*Work to do*
Copy out each line of the data holding "name".
++++ Provided data
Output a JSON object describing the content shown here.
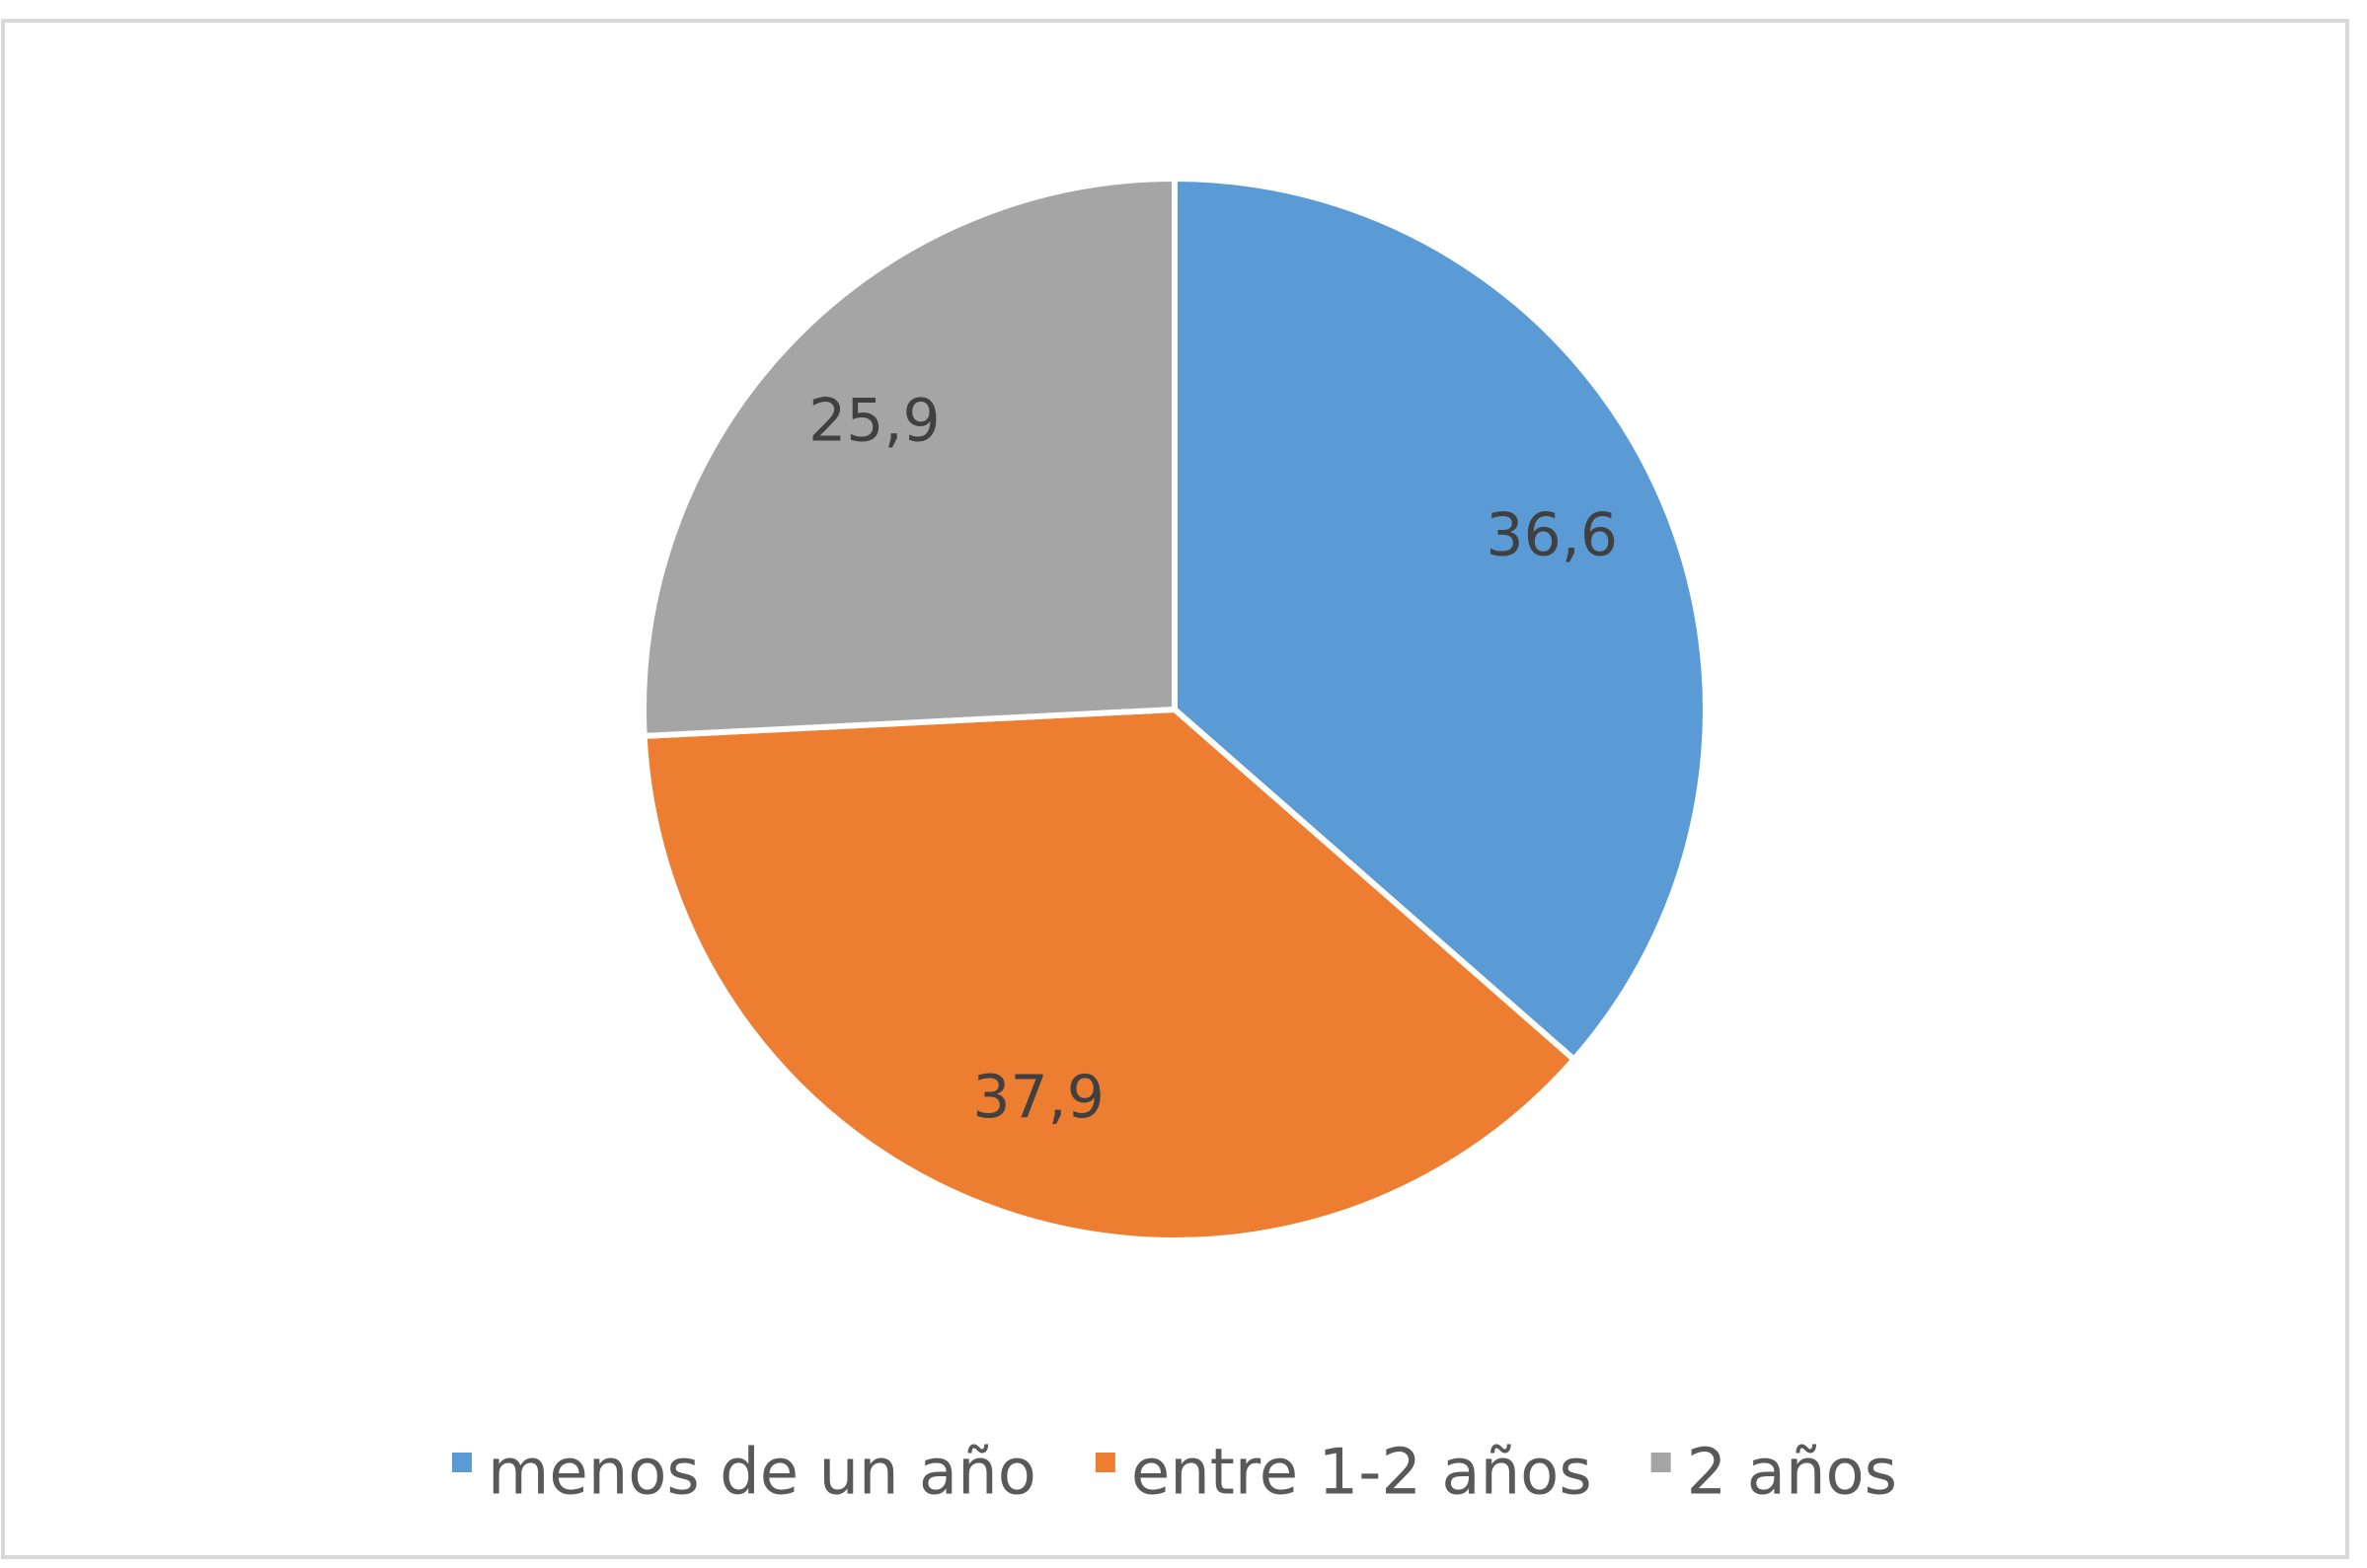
{
  "chart_data": {
    "type": "pie",
    "categories": [
      "menos de un año",
      "entre 1-2 años",
      "2 años"
    ],
    "values": [
      36.6,
      37.9,
      25.9
    ],
    "value_labels": [
      "36,6",
      "37,9",
      "25,9"
    ],
    "colors": [
      "#5b9bd5",
      "#ed7d31",
      "#a5a5a5"
    ],
    "legend": "bottom"
  }
}
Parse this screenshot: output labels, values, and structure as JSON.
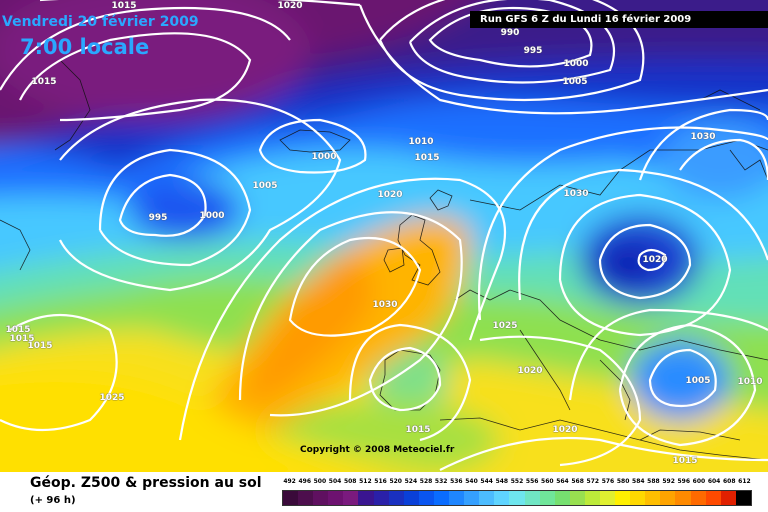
{
  "header": {
    "date": "Vendredi 20 février 2009",
    "time": "7:00 locale",
    "run": "Run GFS 6 Z du Lundi 16 février 2009"
  },
  "copyright": "Copyright © 2008 Meteociel.fr",
  "footer": {
    "title": "Géop. Z500 & pression au sol",
    "subtitle": "(+ 96 h)"
  },
  "isobar_labels": [
    "1015",
    "1020",
    "1015",
    "990",
    "995",
    "1000",
    "1005",
    "1000",
    "1005",
    "995",
    "1000",
    "1010",
    "1015",
    "1030",
    "1020",
    "1030",
    "1020",
    "1025",
    "1020",
    "1015",
    "1015",
    "1020",
    "1005",
    "1010",
    "1025",
    "1015",
    "1015",
    "1015",
    "1030"
  ],
  "scale": {
    "labels": [
      "492",
      "496",
      "500",
      "504",
      "508",
      "512",
      "516",
      "520",
      "524",
      "528",
      "532",
      "536",
      "540",
      "544",
      "548",
      "552",
      "556",
      "560",
      "564",
      "568",
      "572",
      "576",
      "580",
      "584",
      "588",
      "592",
      "596",
      "600",
      "604",
      "608",
      "612"
    ],
    "colors": [
      "#3a0a3a",
      "#4d0e4d",
      "#5f1060",
      "#6d1270",
      "#7a1a7e",
      "#3a1590",
      "#2a20a8",
      "#1a30c0",
      "#0a40d8",
      "#0a55f0",
      "#0a6cff",
      "#1f86ff",
      "#35a0ff",
      "#4cbcff",
      "#5fd4ff",
      "#6ee6ee",
      "#70e6c4",
      "#70e69a",
      "#76e070",
      "#98e050",
      "#bcea3a",
      "#e0f030",
      "#fff000",
      "#ffd800",
      "#ffbe00",
      "#ffa400",
      "#ff8a00",
      "#ff6a00",
      "#ff4a00",
      "#e02000",
      "#000000"
    ]
  },
  "colors": {
    "run_box": "#000000",
    "title_accent": "#2aa7ff",
    "isobar": "#ffffff"
  }
}
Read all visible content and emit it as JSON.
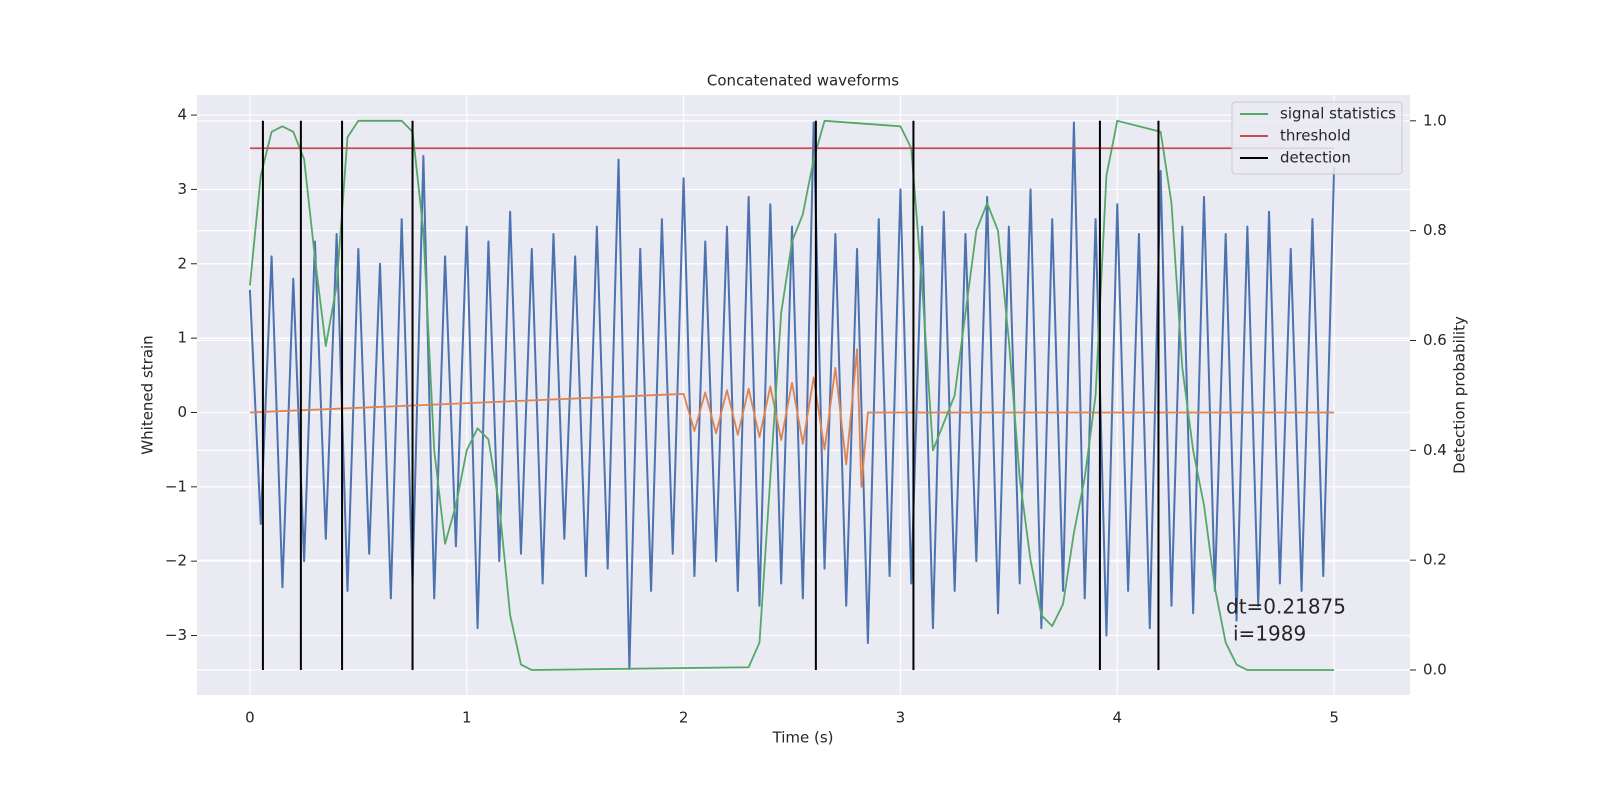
{
  "chart_data": {
    "type": "line",
    "title": "Concatenated waveforms",
    "x_label": "Time (s)",
    "y_label": "Whitened strain",
    "y2_label": "Detection probability",
    "xlim": [
      -0.244,
      5.35
    ],
    "ylim": [
      -3.8,
      4.27
    ],
    "y2lim": [
      -0.0455,
      1.047
    ],
    "xticks": [
      0,
      1,
      2,
      3,
      4,
      5
    ],
    "yticks": [
      {
        "value": -3,
        "label": "−3"
      },
      {
        "value": -2,
        "label": "−2"
      },
      {
        "value": -1,
        "label": "−1"
      },
      0,
      1,
      2,
      3,
      4
    ],
    "y2ticks": [
      {
        "value": 0,
        "label": "0.0"
      },
      {
        "value": 0.2,
        "label": "0.2"
      },
      {
        "value": 0.4,
        "label": "0.4"
      },
      {
        "value": 0.6,
        "label": "0.6"
      },
      {
        "value": 0.8,
        "label": "0.8"
      },
      {
        "value": 1,
        "label": "1.0"
      }
    ],
    "grid": true,
    "legend": "upper right",
    "annotations": [
      "dt=0.21875",
      "i=1989"
    ],
    "series": [
      {
        "color": "#4c72b0",
        "x": [
          0,
          0.05,
          0.1,
          0.15,
          0.2,
          0.25,
          0.3,
          0.35,
          0.4,
          0.45,
          0.5,
          0.55,
          0.6,
          0.65,
          0.7,
          0.75,
          0.8,
          0.85,
          0.9,
          0.95,
          1,
          1.05,
          1.1,
          1.15,
          1.2,
          1.25,
          1.3,
          1.35,
          1.4,
          1.45,
          1.5,
          1.55,
          1.6,
          1.65,
          1.7,
          1.75,
          1.8,
          1.85,
          1.9,
          1.95,
          2,
          2.05,
          2.1,
          2.15,
          2.2,
          2.25,
          2.3,
          2.35,
          2.4,
          2.45,
          2.5,
          2.55,
          2.6,
          2.65,
          2.7,
          2.75,
          2.8,
          2.85,
          2.9,
          2.95,
          3,
          3.05,
          3.1,
          3.15,
          3.2,
          3.25,
          3.3,
          3.35,
          3.4,
          3.45,
          3.5,
          3.55,
          3.6,
          3.65,
          3.7,
          3.75,
          3.8,
          3.85,
          3.9,
          3.95,
          4,
          4.05,
          4.1,
          4.15,
          4.2,
          4.25,
          4.3,
          4.35,
          4.4,
          4.45,
          4.5,
          4.55,
          4.6,
          4.65,
          4.7,
          4.75,
          4.8,
          4.85,
          4.9,
          4.95,
          5
        ],
        "values": [
          1.65,
          -1.5,
          2.1,
          -2.35,
          1.8,
          -2.0,
          2.3,
          -1.7,
          2.4,
          -2.4,
          2.2,
          -1.9,
          2.0,
          -2.5,
          2.6,
          -2.3,
          3.45,
          -2.5,
          2.1,
          -1.8,
          2.5,
          -2.9,
          2.3,
          -2.0,
          2.7,
          -1.9,
          2.2,
          -2.3,
          2.4,
          -1.7,
          2.1,
          -2.2,
          2.5,
          -2.1,
          3.4,
          -3.45,
          2.2,
          -2.4,
          2.6,
          -1.9,
          3.15,
          -2.2,
          2.3,
          -2.0,
          2.5,
          -2.4,
          2.9,
          -2.6,
          2.8,
          -2.3,
          2.5,
          -2.5,
          3.9,
          -2.1,
          2.4,
          -2.6,
          2.2,
          -3.1,
          2.6,
          -2.2,
          3.0,
          -2.3,
          2.5,
          -2.9,
          2.7,
          -2.4,
          2.4,
          -2.0,
          2.9,
          -2.7,
          2.5,
          -2.3,
          3.0,
          -2.9,
          2.6,
          -2.4,
          3.9,
          -2.5,
          2.6,
          -3.0,
          2.8,
          -2.4,
          2.4,
          -2.9,
          3.25,
          -2.6,
          2.5,
          -2.7,
          2.9,
          -2.4,
          2.4,
          -2.8,
          2.5,
          -2.6,
          2.7,
          -2.3,
          2.2,
          -2.4,
          2.6,
          -2.2,
          3.3
        ]
      },
      {
        "color": "#dd8452",
        "x": [
          0,
          2,
          2.05,
          2.1,
          2.15,
          2.2,
          2.25,
          2.3,
          2.35,
          2.4,
          2.45,
          2.5,
          2.55,
          2.6,
          2.65,
          2.7,
          2.75,
          2.8,
          2.82,
          2.85,
          5
        ],
        "values": [
          0,
          0.25,
          -0.25,
          0.27,
          -0.28,
          0.3,
          -0.3,
          0.32,
          -0.33,
          0.35,
          -0.37,
          0.4,
          -0.42,
          0.47,
          -0.5,
          0.6,
          -0.7,
          0.85,
          -1.0,
          0,
          0
        ]
      },
      {
        "name": "signal statistics",
        "color": "#55a868",
        "axis": "y2",
        "x": [
          0,
          0.05,
          0.1,
          0.15,
          0.2,
          0.25,
          0.3,
          0.35,
          0.4,
          0.45,
          0.5,
          0.7,
          0.75,
          0.8,
          0.85,
          0.9,
          0.95,
          1,
          1.05,
          1.1,
          1.15,
          1.2,
          1.25,
          1.3,
          2.3,
          2.35,
          2.4,
          2.45,
          2.5,
          2.55,
          2.6,
          2.65,
          3,
          3.05,
          3.1,
          3.15,
          3.2,
          3.25,
          3.3,
          3.35,
          3.4,
          3.45,
          3.5,
          3.55,
          3.6,
          3.65,
          3.7,
          3.75,
          3.8,
          3.85,
          3.9,
          3.95,
          4,
          4.2,
          4.25,
          4.3,
          4.35,
          4.4,
          4.45,
          4.5,
          4.55,
          4.6,
          5
        ],
        "values": [
          0.7,
          0.9,
          0.98,
          0.99,
          0.98,
          0.93,
          0.75,
          0.59,
          0.7,
          0.97,
          1.0,
          1.0,
          0.98,
          0.8,
          0.4,
          0.23,
          0.3,
          0.4,
          0.44,
          0.42,
          0.3,
          0.1,
          0.01,
          0,
          0.005,
          0.05,
          0.35,
          0.65,
          0.78,
          0.83,
          0.93,
          1.0,
          0.99,
          0.95,
          0.7,
          0.4,
          0.45,
          0.5,
          0.65,
          0.8,
          0.85,
          0.8,
          0.6,
          0.35,
          0.2,
          0.1,
          0.08,
          0.12,
          0.25,
          0.35,
          0.5,
          0.9,
          1.0,
          0.98,
          0.85,
          0.55,
          0.4,
          0.3,
          0.15,
          0.05,
          0.01,
          0,
          0
        ]
      },
      {
        "name": "threshold",
        "color": "#c44e52",
        "axis": "y2",
        "x": [
          0,
          5
        ],
        "values": [
          0.95,
          0.95
        ]
      },
      {
        "name": "detection",
        "color": "#000000",
        "axis": "y2",
        "kind": "vlines",
        "x": [
          0.06,
          0.235,
          0.425,
          0.75,
          2.61,
          3.06,
          3.92,
          4.19
        ],
        "values": [
          1,
          1,
          1,
          1,
          1,
          1,
          1,
          1
        ]
      }
    ]
  }
}
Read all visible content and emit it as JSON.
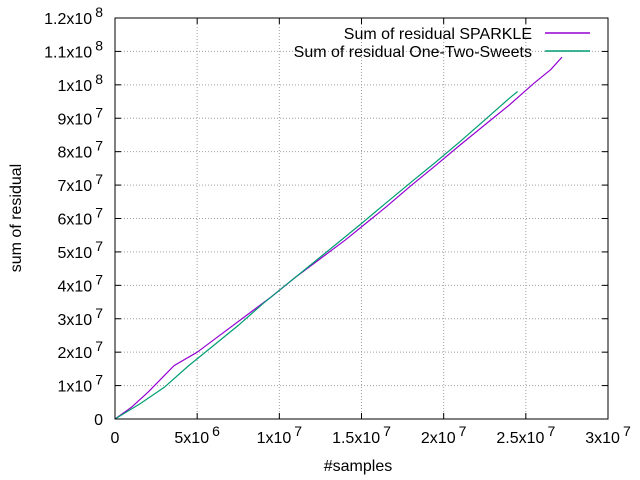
++++++++
*Written solution*
        "name": "signal statistics",
        "name": "threshold",
        "name": "detection",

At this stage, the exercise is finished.